What needs to be done » Reproduce the listing below word for word, leaving out the pictures.

Data for processing »
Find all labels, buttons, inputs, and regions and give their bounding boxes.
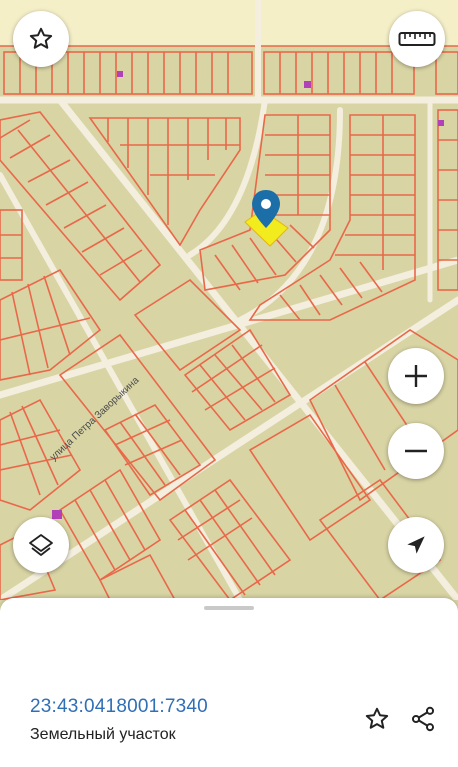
ruler-button[interactable] (389, 11, 445, 67)
minus-icon (405, 449, 427, 453)
star-icon (29, 27, 53, 49)
sheet-drag-handle[interactable] (204, 606, 254, 610)
share-button[interactable] (408, 704, 438, 734)
object-type-label: Земельный участок (30, 726, 176, 743)
ruler-icon (398, 32, 436, 46)
favorite-button[interactable] (13, 11, 69, 67)
add-favorite-button[interactable] (362, 704, 392, 734)
cadastral-number[interactable]: 23:43:0418001:7340 (30, 696, 208, 718)
cadastral-map[interactable] (0, 0, 458, 600)
plus-icon (405, 365, 427, 387)
layers-button[interactable] (13, 517, 69, 573)
share-icon (411, 706, 435, 732)
layers-icon (29, 534, 53, 556)
parcel-info-sheet[interactable]: 23:43:0418001:7340 Земельный участок (0, 598, 458, 767)
navigation-arrow-icon (407, 536, 425, 554)
zoom-out-button[interactable] (388, 423, 444, 479)
star-outline-icon (365, 707, 389, 729)
zoom-in-button[interactable] (388, 348, 444, 404)
locate-me-button[interactable] (388, 517, 444, 573)
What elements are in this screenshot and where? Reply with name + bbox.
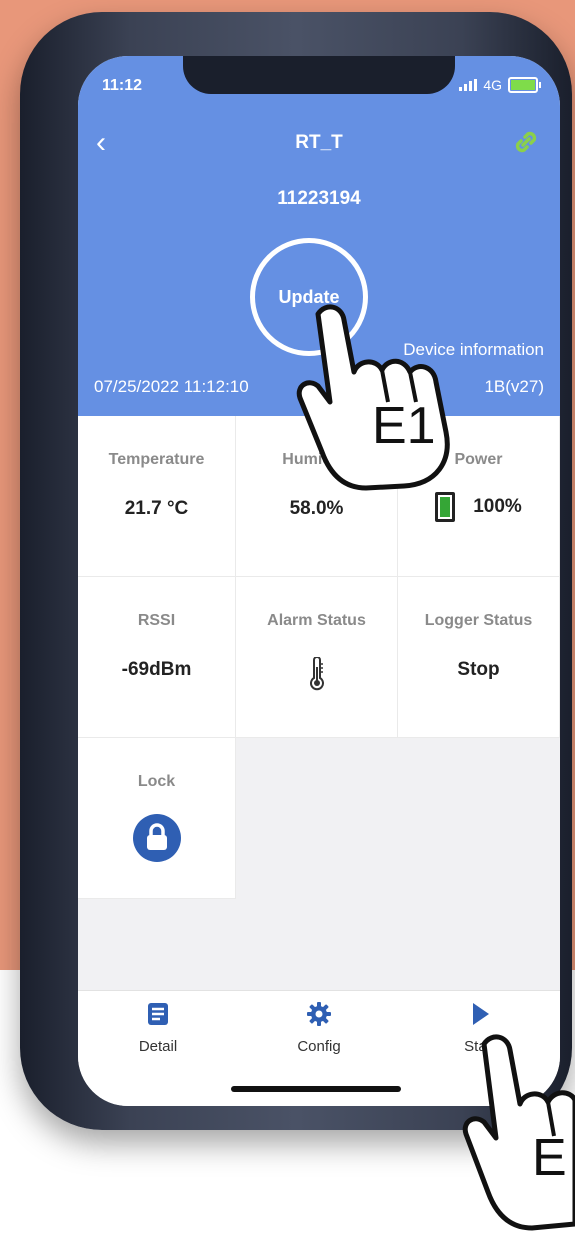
lock-icon[interactable] xyxy=(132,814,181,862)
annotation-e: E xyxy=(532,1129,567,1187)
thermometer-icon xyxy=(309,657,324,691)
phone-frame: 11:12 4G ‹ RT_T 11223194 Update 07/25/20 xyxy=(20,12,572,1130)
reading-grid: Temperature 21.7 °C Humidity 58.0% Power… xyxy=(78,416,560,899)
device-information-link[interactable]: Device information xyxy=(403,340,544,360)
temperature-label: Temperature xyxy=(108,451,205,468)
rssi-cell: RSSI -69dBm xyxy=(78,577,236,738)
humidity-cell: Humidity 58.0% xyxy=(236,416,398,577)
update-label: Update xyxy=(278,286,340,307)
tab-config[interactable]: Config xyxy=(239,991,399,1055)
play-icon xyxy=(473,1003,489,1025)
link-icon[interactable] xyxy=(510,126,542,158)
tab-config-label: Config xyxy=(297,1038,341,1055)
page-title: RT_T xyxy=(295,132,343,153)
rssi-label: RSSI xyxy=(137,612,176,629)
tab-detail-label: Detail xyxy=(138,1038,178,1055)
app-screen: 11:12 4G ‹ RT_T 11223194 Update 07/25/20 xyxy=(78,56,560,1106)
lock-label: Lock xyxy=(137,773,176,790)
tab-start[interactable]: Start xyxy=(400,991,560,1055)
temperature-cell: Temperature 21.7 °C xyxy=(78,416,236,577)
status-indicators: 4G xyxy=(459,77,541,93)
power-cell: Power 100% xyxy=(398,416,560,577)
firmware-version: 1B(v27) xyxy=(484,377,544,396)
tab-start-label: Start xyxy=(464,1038,496,1055)
signal-icon xyxy=(459,79,478,91)
humidity-label: Humidity xyxy=(282,451,351,468)
battery-icon xyxy=(508,77,541,93)
logger-status-cell: Logger Status Stop xyxy=(398,577,560,738)
power-value: 100% xyxy=(473,496,522,517)
network-label: 4G xyxy=(483,77,502,93)
logger-status-label: Logger Status xyxy=(424,612,533,629)
alarm-status-label: Alarm Status xyxy=(267,612,366,629)
empty-cell xyxy=(236,738,398,899)
device-header: 11:12 4G ‹ RT_T 11223194 Update 07/25/20 xyxy=(78,56,560,416)
power-label: Power xyxy=(454,451,503,468)
phone-notch xyxy=(183,56,455,94)
rssi-value: -69dBm xyxy=(121,659,192,680)
logger-status-value: Stop xyxy=(457,659,500,680)
gear-icon xyxy=(307,1002,331,1026)
battery-level-icon xyxy=(435,492,456,522)
empty-cell xyxy=(398,738,560,899)
tab-detail[interactable]: Detail xyxy=(78,991,238,1055)
home-indicator xyxy=(231,1086,401,1092)
alarm-status-cell: Alarm Status xyxy=(236,577,398,738)
device-serial: 11223194 xyxy=(277,188,361,209)
status-time: 11:12 xyxy=(102,77,143,94)
document-icon xyxy=(148,1003,168,1025)
update-button[interactable]: Update xyxy=(250,238,368,356)
temperature-value: 21.7 °C xyxy=(124,498,189,519)
lock-cell[interactable]: Lock xyxy=(78,738,236,899)
humidity-value: 58.0% xyxy=(289,498,344,519)
last-update-time: 07/25/2022 11:12:10 xyxy=(94,377,249,396)
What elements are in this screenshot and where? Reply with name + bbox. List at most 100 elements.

Result for this task »
Find all labels, buttons, inputs, and regions and give their bounding boxes.
ruler-button[interactable] (389, 11, 445, 67)
minus-icon (405, 449, 427, 453)
star-icon (29, 27, 53, 49)
sheet-drag-handle[interactable] (204, 606, 254, 610)
share-button[interactable] (408, 704, 438, 734)
object-type-label: Земельный участок (30, 726, 176, 743)
ruler-icon (398, 32, 436, 46)
favorite-button[interactable] (13, 11, 69, 67)
add-favorite-button[interactable] (362, 704, 392, 734)
cadastral-number[interactable]: 23:43:0418001:7340 (30, 696, 208, 718)
cadastral-map[interactable] (0, 0, 458, 600)
plus-icon (405, 365, 427, 387)
layers-button[interactable] (13, 517, 69, 573)
share-icon (411, 706, 435, 732)
layers-icon (29, 534, 53, 556)
parcel-info-sheet[interactable]: 23:43:0418001:7340 Земельный участок (0, 598, 458, 767)
navigation-arrow-icon (407, 536, 425, 554)
zoom-out-button[interactable] (388, 423, 444, 479)
star-outline-icon (365, 707, 389, 729)
zoom-in-button[interactable] (388, 348, 444, 404)
locate-me-button[interactable] (388, 517, 444, 573)
What elements are in this screenshot and where? Reply with name + bbox.
lock-icon[interactable] xyxy=(132,814,181,862)
annotation-e: E xyxy=(532,1129,567,1187)
thermometer-icon xyxy=(309,657,324,691)
phone-frame: 11:12 4G ‹ RT_T 11223194 Update 07/25/20 xyxy=(20,12,572,1130)
reading-grid: Temperature 21.7 °C Humidity 58.0% Power… xyxy=(78,416,560,899)
device-information-link[interactable]: Device information xyxy=(403,340,544,360)
temperature-label: Temperature xyxy=(108,451,205,468)
rssi-cell: RSSI -69dBm xyxy=(78,577,236,738)
humidity-cell: Humidity 58.0% xyxy=(236,416,398,577)
update-label: Update xyxy=(278,286,340,307)
tab-config[interactable]: Config xyxy=(239,991,399,1055)
play-icon xyxy=(473,1003,489,1025)
link-icon[interactable] xyxy=(510,126,542,158)
tab-config-label: Config xyxy=(297,1038,341,1055)
page-title: RT_T xyxy=(295,132,343,153)
rssi-label: RSSI xyxy=(137,612,176,629)
tab-detail-label: Detail xyxy=(138,1038,178,1055)
app-screen: 11:12 4G ‹ RT_T 11223194 Update 07/25/20 xyxy=(78,56,560,1106)
lock-label: Lock xyxy=(137,773,176,790)
tab-start[interactable]: Start xyxy=(400,991,560,1055)
temperature-cell: Temperature 21.7 °C xyxy=(78,416,236,577)
status-indicators: 4G xyxy=(459,77,541,93)
power-cell: Power 100% xyxy=(398,416,560,577)
firmware-version: 1B(v27) xyxy=(484,377,544,396)
tab-start-label: Start xyxy=(464,1038,496,1055)
signal-icon xyxy=(459,79,478,91)
humidity-label: Humidity xyxy=(282,451,351,468)
battery-icon xyxy=(508,77,541,93)
logger-status-cell: Logger Status Stop xyxy=(398,577,560,738)
power-value: 100% xyxy=(473,496,522,517)
network-label: 4G xyxy=(483,77,502,93)
logger-status-label: Logger Status xyxy=(424,612,533,629)
alarm-status-label: Alarm Status xyxy=(267,612,366,629)
empty-cell xyxy=(236,738,398,899)
device-header: 11:12 4G ‹ RT_T 11223194 Update 07/25/20 xyxy=(78,56,560,416)
power-label: Power xyxy=(454,451,503,468)
phone-notch xyxy=(183,56,455,94)
rssi-value: -69dBm xyxy=(121,659,192,680)
logger-status-value: Stop xyxy=(457,659,500,680)
gear-icon xyxy=(307,1002,331,1026)
battery-level-icon xyxy=(435,492,456,522)
empty-cell xyxy=(398,738,560,899)
tab-detail[interactable]: Detail xyxy=(78,991,238,1055)
home-indicator xyxy=(231,1086,401,1092)
alarm-status-cell: Alarm Status xyxy=(236,577,398,738)
device-serial: 11223194 xyxy=(277,188,361,209)
status-time: 11:12 xyxy=(102,77,143,94)
document-icon xyxy=(148,1003,168,1025)
update-button[interactable]: Update xyxy=(250,238,368,356)
temperature-value: 21.7 °C xyxy=(124,498,189,519)
lock-cell[interactable]: Lock xyxy=(78,738,236,899)
humidity-value: 58.0% xyxy=(289,498,344,519)
last-update-time: 07/25/2022 11:12:10 xyxy=(94,377,249,396)
What elements are in this screenshot and where? Reply with name + bbox. List at most 100 elements.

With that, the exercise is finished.